**WHAT THE TASK ASKS**
Find the word "открыта" in the records below. List each line containing it.

**EXERCISE INPUTS**
>> Start

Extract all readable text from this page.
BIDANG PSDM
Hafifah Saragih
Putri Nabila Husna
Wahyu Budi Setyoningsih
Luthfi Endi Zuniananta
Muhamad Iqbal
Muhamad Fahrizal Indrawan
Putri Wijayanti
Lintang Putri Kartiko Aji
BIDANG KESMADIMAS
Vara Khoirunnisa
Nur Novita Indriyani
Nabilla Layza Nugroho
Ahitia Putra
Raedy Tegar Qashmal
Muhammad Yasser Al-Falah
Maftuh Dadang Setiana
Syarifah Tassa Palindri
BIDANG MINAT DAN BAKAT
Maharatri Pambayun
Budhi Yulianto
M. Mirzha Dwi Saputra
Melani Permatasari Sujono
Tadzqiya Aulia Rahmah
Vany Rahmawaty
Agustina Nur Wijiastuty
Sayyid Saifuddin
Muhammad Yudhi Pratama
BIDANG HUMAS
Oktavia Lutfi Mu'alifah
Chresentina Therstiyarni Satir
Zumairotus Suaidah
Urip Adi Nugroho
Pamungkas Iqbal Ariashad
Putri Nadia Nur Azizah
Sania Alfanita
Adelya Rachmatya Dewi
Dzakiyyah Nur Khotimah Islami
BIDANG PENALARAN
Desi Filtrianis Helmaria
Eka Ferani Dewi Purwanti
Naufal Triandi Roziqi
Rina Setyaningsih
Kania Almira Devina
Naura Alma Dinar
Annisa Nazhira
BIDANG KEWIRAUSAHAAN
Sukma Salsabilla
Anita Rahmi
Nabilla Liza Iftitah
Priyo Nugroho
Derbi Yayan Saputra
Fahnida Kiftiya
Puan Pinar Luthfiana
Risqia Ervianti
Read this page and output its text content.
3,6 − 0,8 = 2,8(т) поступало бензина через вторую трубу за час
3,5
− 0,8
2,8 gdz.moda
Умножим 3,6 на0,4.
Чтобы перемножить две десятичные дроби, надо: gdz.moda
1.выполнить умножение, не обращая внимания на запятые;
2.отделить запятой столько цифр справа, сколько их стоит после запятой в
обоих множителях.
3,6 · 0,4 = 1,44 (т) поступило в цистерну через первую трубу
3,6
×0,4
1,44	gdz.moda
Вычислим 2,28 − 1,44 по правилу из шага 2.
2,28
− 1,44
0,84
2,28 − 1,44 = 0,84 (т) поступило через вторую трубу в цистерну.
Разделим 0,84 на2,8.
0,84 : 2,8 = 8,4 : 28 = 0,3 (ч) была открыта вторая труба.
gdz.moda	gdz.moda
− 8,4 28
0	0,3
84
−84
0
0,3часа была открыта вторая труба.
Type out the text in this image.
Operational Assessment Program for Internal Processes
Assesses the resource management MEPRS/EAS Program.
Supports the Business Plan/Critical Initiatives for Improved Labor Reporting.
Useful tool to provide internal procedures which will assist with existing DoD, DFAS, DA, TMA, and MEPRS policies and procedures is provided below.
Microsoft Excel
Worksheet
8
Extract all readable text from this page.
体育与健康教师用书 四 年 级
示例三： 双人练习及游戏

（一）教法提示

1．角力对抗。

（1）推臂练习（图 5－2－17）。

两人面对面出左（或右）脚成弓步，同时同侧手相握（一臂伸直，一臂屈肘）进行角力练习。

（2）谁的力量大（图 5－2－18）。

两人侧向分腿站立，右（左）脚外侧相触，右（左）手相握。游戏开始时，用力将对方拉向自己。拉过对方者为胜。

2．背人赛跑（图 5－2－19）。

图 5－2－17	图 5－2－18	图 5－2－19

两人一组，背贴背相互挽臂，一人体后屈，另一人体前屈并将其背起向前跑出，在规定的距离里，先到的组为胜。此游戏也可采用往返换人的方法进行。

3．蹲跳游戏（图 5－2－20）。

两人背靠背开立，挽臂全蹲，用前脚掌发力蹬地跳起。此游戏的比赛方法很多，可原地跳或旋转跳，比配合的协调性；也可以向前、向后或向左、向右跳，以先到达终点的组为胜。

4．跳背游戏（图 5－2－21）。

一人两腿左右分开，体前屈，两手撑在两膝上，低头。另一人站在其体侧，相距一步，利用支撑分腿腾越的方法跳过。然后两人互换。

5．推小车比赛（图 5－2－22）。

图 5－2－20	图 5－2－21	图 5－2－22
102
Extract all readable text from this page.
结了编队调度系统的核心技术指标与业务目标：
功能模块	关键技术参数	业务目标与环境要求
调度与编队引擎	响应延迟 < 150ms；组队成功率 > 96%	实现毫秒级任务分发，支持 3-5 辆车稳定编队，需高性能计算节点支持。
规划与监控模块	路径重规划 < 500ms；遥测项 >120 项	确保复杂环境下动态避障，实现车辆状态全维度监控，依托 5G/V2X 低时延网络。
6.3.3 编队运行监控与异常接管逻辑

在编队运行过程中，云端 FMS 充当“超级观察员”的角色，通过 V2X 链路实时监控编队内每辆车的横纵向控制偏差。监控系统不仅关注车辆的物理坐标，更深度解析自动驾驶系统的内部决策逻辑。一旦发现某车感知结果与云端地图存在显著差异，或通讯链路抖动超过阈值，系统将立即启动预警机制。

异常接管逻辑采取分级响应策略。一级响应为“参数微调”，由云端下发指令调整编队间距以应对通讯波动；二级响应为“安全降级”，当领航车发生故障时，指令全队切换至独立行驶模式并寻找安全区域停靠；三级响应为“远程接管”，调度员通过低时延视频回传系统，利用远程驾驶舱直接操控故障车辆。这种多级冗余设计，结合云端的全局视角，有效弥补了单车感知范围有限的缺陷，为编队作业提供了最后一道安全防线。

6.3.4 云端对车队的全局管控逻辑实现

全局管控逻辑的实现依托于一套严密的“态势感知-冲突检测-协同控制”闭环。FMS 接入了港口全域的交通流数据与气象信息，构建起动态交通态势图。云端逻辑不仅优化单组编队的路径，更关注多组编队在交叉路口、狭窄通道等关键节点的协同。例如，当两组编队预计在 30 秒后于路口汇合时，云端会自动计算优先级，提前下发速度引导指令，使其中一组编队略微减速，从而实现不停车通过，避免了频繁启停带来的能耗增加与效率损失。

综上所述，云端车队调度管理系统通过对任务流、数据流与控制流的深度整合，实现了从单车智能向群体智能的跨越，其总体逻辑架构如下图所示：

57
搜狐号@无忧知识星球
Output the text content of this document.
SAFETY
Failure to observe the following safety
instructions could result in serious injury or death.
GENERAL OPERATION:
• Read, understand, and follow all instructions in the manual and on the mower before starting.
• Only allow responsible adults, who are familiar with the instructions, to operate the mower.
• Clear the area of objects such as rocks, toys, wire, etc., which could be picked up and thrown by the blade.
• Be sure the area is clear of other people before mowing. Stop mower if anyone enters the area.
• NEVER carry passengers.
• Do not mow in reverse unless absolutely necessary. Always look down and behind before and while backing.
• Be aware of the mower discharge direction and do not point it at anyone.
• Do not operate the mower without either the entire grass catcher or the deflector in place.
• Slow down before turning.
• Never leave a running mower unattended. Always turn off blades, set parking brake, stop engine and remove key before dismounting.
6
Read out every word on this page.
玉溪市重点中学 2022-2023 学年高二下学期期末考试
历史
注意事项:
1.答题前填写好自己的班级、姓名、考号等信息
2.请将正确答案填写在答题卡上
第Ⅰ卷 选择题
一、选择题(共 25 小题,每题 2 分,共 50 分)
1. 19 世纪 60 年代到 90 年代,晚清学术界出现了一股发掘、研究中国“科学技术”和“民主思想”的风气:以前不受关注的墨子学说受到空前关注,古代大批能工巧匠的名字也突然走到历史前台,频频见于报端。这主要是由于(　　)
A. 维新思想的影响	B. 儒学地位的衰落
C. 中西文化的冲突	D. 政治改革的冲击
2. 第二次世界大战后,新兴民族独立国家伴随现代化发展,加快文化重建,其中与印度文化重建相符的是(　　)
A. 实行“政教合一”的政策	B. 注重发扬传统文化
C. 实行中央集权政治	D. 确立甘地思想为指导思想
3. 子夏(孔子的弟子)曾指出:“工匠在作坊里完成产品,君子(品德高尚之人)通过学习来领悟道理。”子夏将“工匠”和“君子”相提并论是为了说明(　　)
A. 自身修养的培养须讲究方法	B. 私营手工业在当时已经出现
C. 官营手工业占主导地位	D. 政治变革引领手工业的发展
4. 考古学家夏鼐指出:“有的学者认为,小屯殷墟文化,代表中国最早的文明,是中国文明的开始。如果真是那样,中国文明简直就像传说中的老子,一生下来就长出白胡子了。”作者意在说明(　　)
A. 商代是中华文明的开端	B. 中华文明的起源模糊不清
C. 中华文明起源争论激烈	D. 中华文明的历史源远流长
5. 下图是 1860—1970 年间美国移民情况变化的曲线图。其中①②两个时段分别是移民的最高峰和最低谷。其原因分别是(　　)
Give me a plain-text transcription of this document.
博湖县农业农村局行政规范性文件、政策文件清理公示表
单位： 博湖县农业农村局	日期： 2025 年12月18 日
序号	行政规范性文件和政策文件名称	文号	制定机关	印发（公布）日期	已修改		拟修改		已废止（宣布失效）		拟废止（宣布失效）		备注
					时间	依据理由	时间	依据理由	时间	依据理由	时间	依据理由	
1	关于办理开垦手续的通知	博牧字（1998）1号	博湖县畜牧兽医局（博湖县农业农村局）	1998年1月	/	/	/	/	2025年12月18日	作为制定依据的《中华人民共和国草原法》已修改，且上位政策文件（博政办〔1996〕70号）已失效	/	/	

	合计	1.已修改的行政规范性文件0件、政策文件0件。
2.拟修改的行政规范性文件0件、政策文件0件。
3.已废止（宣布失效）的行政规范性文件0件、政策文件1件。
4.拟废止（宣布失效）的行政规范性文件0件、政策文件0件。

>> End

**SOLUTION FOR THIS PROBLEM**
0,84 : 2,8 = 8,4 : 28 = 0,3 (ч) была открыта вторая труба.
0,3часа была открыта вторая труба.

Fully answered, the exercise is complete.